▶ **Records shown**:
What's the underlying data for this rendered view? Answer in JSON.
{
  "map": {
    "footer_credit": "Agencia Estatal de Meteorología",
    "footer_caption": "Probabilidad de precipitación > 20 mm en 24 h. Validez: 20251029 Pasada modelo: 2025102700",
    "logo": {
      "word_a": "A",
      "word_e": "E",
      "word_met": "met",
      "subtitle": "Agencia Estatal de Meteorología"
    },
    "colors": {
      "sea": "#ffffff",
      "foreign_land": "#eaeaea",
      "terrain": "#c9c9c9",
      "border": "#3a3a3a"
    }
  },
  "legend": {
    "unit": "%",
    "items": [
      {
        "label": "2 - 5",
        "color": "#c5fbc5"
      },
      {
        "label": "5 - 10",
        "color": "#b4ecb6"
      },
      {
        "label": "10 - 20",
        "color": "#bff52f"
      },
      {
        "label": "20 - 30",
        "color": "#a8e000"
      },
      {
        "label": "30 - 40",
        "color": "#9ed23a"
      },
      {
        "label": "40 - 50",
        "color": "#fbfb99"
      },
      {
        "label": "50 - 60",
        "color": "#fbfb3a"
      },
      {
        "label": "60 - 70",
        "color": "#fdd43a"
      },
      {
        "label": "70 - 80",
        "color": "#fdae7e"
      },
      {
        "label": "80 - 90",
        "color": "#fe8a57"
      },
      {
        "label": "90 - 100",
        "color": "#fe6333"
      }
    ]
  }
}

▶ **Stated problem**:
Copy all lines from the entries that contain the word "label".

▶ **Answer to this problem**:
        "label": "2 - 5",
        "label": "5 - 10",
        "label": "10 - 20",
        "label": "20 - 30",
        "label": "30 - 40",
        "label": "40 - 50",
        "label": "50 - 60",
        "label": "60 - 70",
        "label": "70 - 80",
        "label": "80 - 90",
        "label": "90 - 100",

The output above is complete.